**Written request**. Where a line of the listing below includes the word "heading", reproduce that line.

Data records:
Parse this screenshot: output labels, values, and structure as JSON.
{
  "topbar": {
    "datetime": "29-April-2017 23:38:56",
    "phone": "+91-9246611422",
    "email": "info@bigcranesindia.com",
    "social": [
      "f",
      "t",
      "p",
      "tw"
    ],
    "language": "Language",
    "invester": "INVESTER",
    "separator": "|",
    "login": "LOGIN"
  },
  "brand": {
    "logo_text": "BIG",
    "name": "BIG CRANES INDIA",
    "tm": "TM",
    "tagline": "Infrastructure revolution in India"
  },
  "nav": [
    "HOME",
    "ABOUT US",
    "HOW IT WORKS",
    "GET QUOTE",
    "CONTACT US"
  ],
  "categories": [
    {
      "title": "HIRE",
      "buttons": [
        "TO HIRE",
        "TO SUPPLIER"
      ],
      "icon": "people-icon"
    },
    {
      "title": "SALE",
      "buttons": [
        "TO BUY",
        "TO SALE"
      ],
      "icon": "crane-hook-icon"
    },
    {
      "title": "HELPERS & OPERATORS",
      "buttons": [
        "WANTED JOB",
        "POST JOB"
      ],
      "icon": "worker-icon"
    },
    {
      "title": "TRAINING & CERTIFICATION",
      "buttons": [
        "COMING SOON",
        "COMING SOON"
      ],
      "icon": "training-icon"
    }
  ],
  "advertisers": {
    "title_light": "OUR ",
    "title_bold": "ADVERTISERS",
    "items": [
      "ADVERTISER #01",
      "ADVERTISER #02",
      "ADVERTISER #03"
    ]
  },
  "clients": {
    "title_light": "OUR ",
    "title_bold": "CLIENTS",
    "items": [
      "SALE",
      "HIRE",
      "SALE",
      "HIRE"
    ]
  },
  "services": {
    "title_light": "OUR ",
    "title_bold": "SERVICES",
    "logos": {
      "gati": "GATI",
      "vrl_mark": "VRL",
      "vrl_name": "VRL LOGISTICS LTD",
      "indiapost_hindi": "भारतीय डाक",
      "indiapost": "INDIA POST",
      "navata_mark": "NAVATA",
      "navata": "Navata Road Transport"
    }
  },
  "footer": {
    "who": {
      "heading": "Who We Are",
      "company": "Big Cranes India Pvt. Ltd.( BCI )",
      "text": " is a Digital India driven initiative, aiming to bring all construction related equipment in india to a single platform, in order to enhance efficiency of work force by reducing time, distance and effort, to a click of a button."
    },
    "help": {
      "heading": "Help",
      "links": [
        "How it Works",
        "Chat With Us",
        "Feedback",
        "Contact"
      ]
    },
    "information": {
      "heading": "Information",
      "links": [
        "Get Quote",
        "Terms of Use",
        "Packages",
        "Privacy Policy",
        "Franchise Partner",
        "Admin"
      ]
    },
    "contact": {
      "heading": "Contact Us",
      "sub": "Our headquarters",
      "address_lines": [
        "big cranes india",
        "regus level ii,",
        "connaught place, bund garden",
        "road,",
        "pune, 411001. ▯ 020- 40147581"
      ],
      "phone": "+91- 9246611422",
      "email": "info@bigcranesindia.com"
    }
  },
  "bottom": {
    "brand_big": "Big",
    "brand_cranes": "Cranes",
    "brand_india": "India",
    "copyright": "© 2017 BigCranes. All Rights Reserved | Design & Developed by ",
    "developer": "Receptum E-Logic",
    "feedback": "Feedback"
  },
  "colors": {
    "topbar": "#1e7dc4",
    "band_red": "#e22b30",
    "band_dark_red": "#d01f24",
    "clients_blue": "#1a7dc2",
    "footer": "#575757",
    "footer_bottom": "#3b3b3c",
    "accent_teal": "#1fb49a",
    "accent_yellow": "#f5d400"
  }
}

**Result of the exercise**.
      "heading": "Who We Are",
      "heading": "Help",
      "heading": "Information",
      "heading": "Contact Us",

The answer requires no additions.